*OBJECTIVE:* Check each line below for the word "label", and copy those that have it.

════════════════════

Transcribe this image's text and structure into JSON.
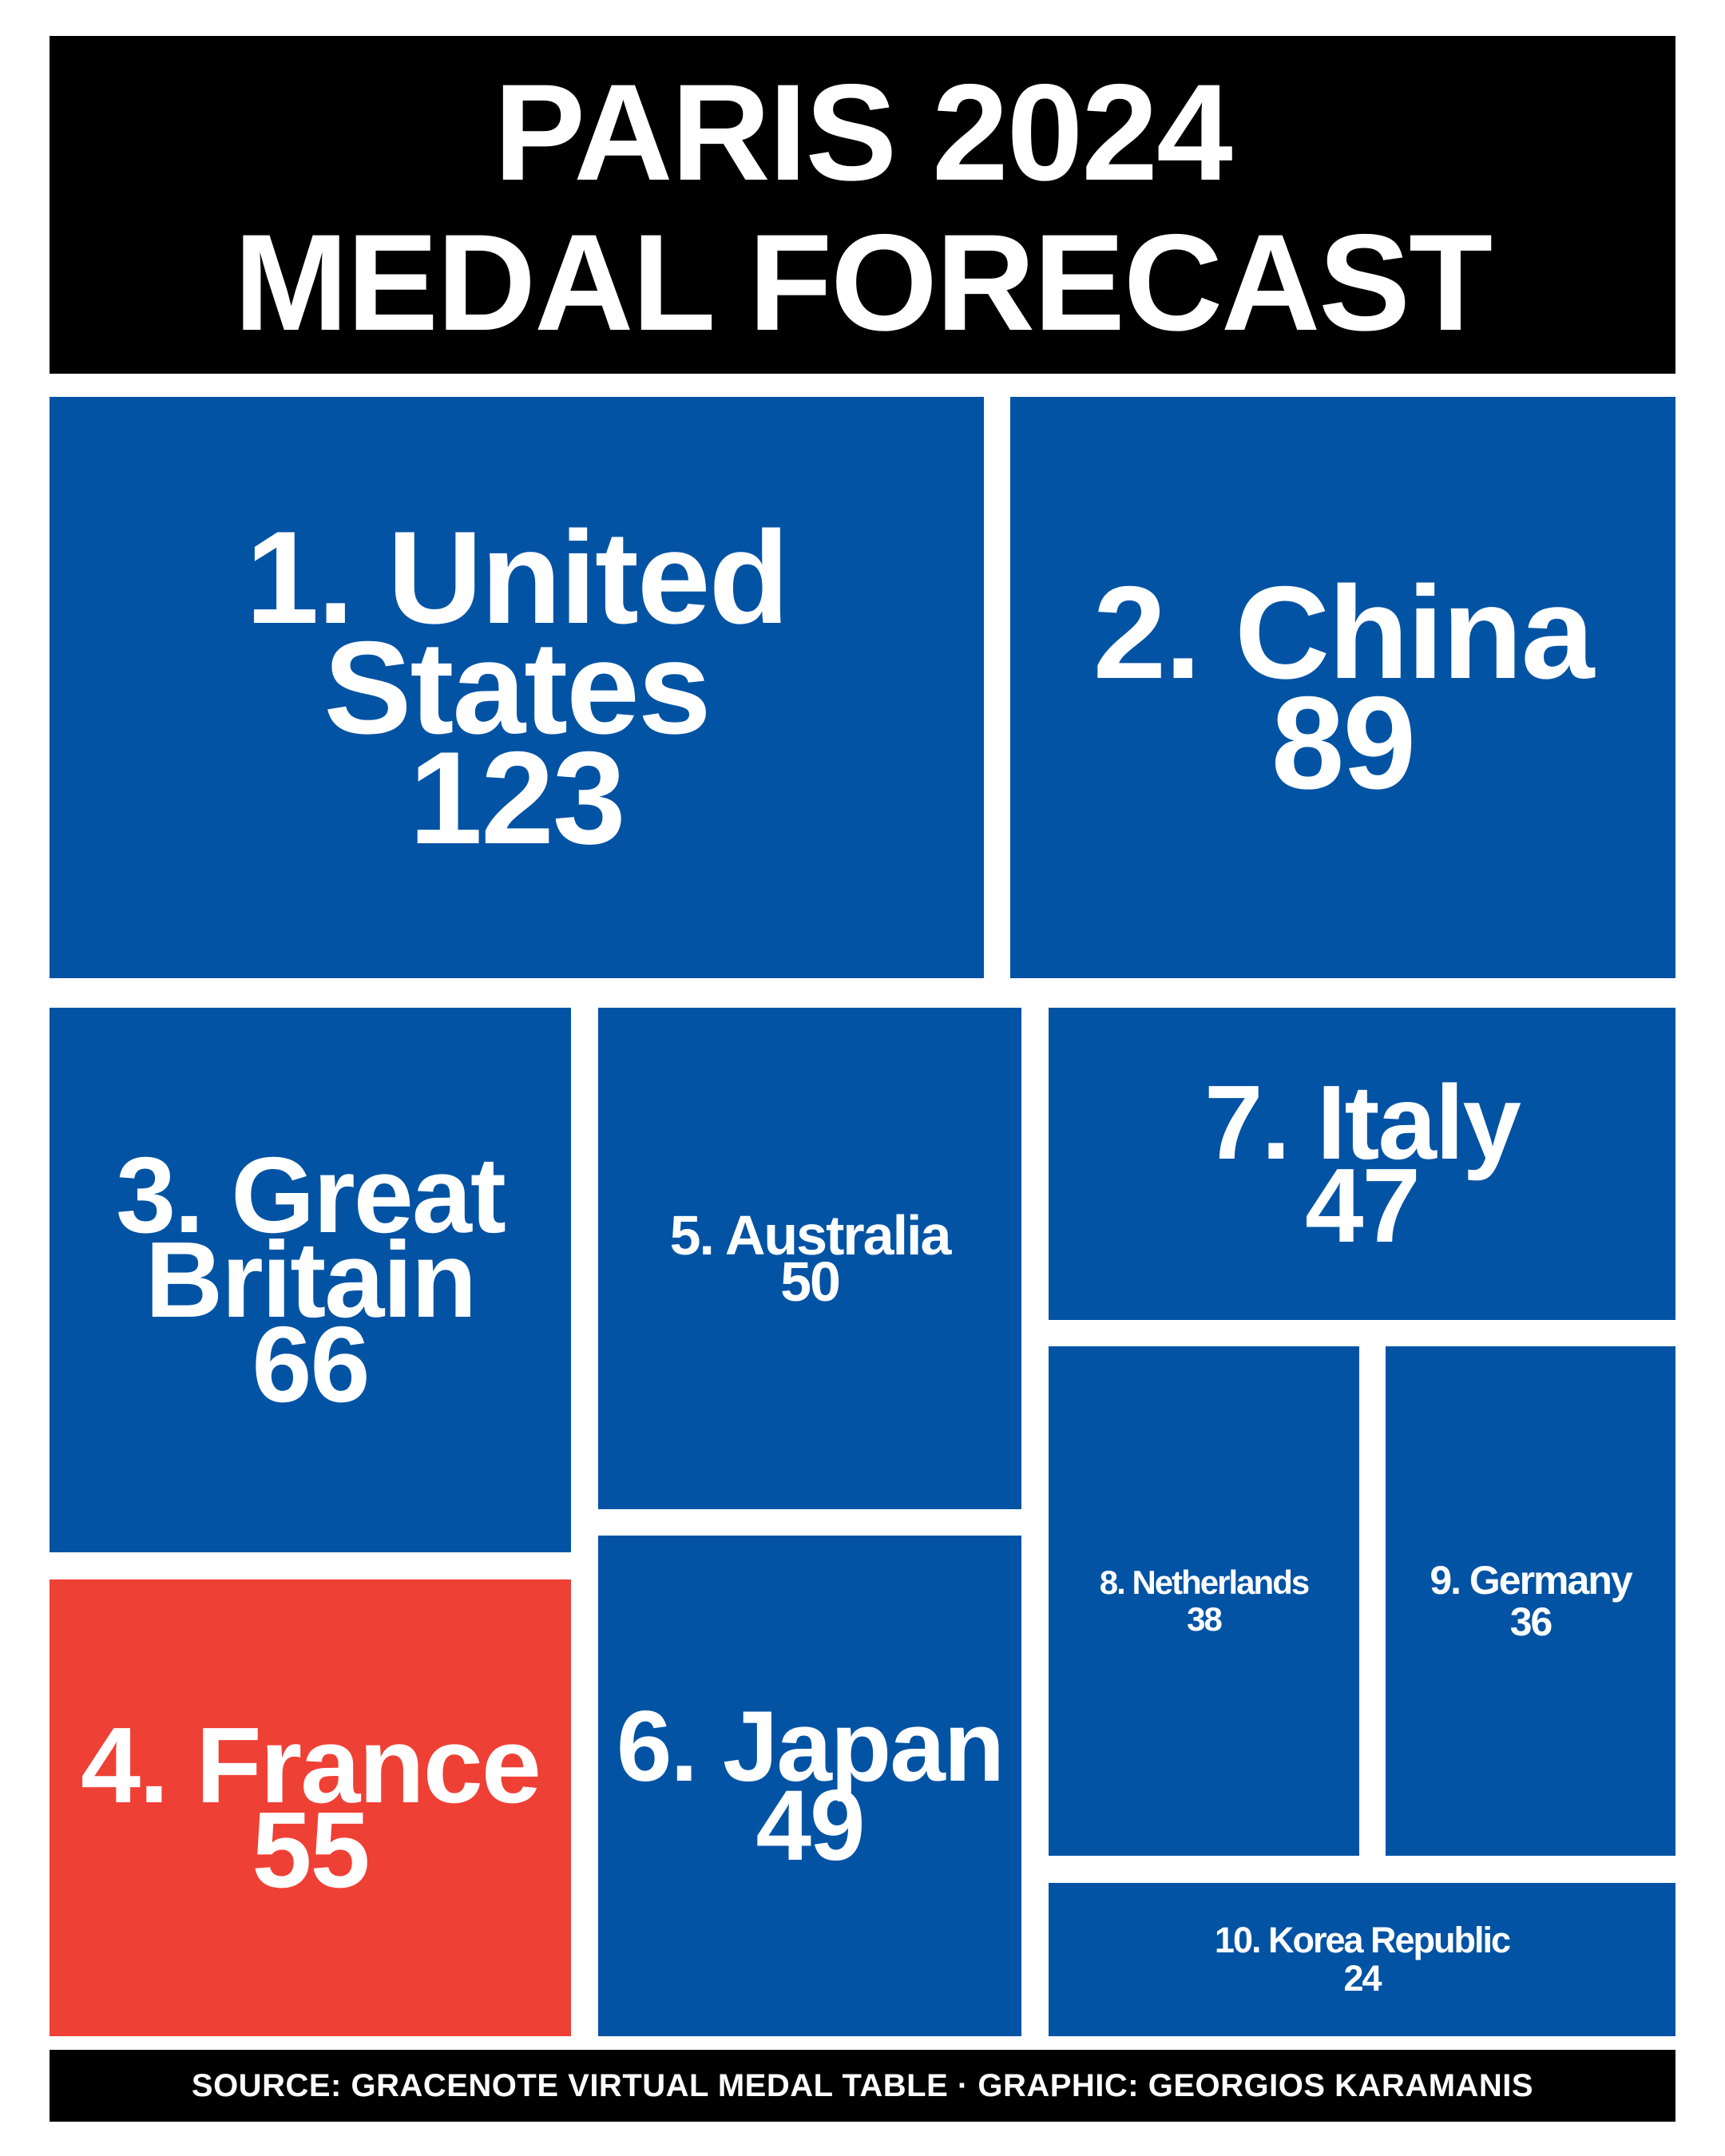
{
  "header": {
    "title_line1": "PARIS 2024",
    "title_line2": "MEDAL FORECAST"
  },
  "footer": {
    "text": "SOURCE: GRACENOTE VIRTUAL MEDAL TABLE · GRAPHIC: GEORGIOS KARAMANIS"
  },
  "colors": {
    "default": "#0353A4",
    "highlight": "#EF4035",
    "header_bg": "#000000",
    "text": "#FFFFFF"
  },
  "chart_data": {
    "type": "treemap",
    "title": "PARIS 2024 MEDAL FORECAST",
    "value_unit": "medals",
    "highlighted": "France",
    "items": [
      {
        "rank": 1,
        "country": "United States",
        "label": "1. United States",
        "medals": 123
      },
      {
        "rank": 2,
        "country": "China",
        "label": "2. China",
        "medals": 89
      },
      {
        "rank": 3,
        "country": "Great Britain",
        "label": "3. Great Britain",
        "medals": 66
      },
      {
        "rank": 4,
        "country": "France",
        "label": "4. France",
        "medals": 55
      },
      {
        "rank": 5,
        "country": "Australia",
        "label": "5. Australia",
        "medals": 50
      },
      {
        "rank": 6,
        "country": "Japan",
        "label": "6. Japan",
        "medals": 49
      },
      {
        "rank": 7,
        "country": "Italy",
        "label": "7. Italy",
        "medals": 47
      },
      {
        "rank": 8,
        "country": "Netherlands",
        "label": "8. Netherlands",
        "medals": 38
      },
      {
        "rank": 9,
        "country": "Germany",
        "label": "9. Germany",
        "medals": 36
      },
      {
        "rank": 10,
        "country": "Korea Republic",
        "label": "10. Korea Republic",
        "medals": 24
      }
    ]
  }
}
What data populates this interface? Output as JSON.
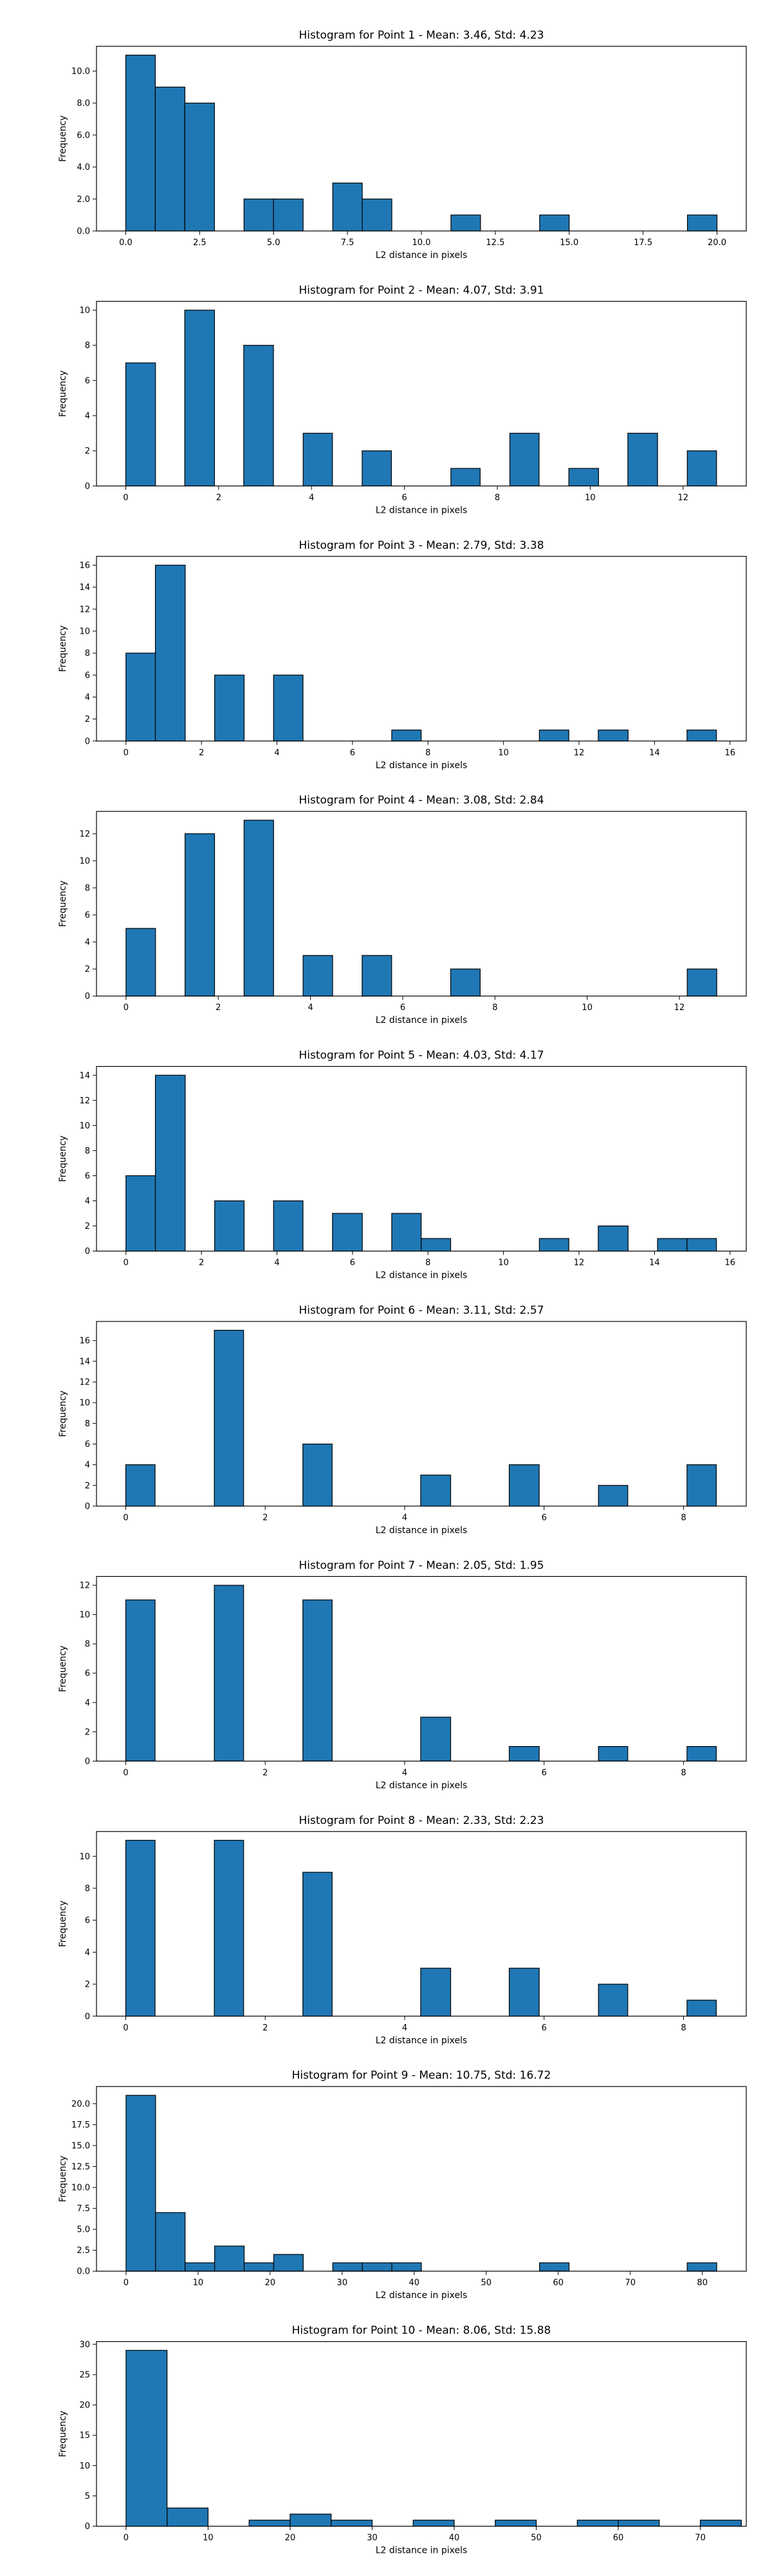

════════════════════

*COMPLETE OUTPUT:*
        "label": "1. United States",
        "label": "2. China",
        "label": "3. Great Britain",
        "label": "4. France",
        "label": "5. Australia",
        "label": "6. Japan",
        "label": "7. Italy",
        "label": "8. Netherlands",
        "label": "9. Germany",
        "label": "10. Korea Republic",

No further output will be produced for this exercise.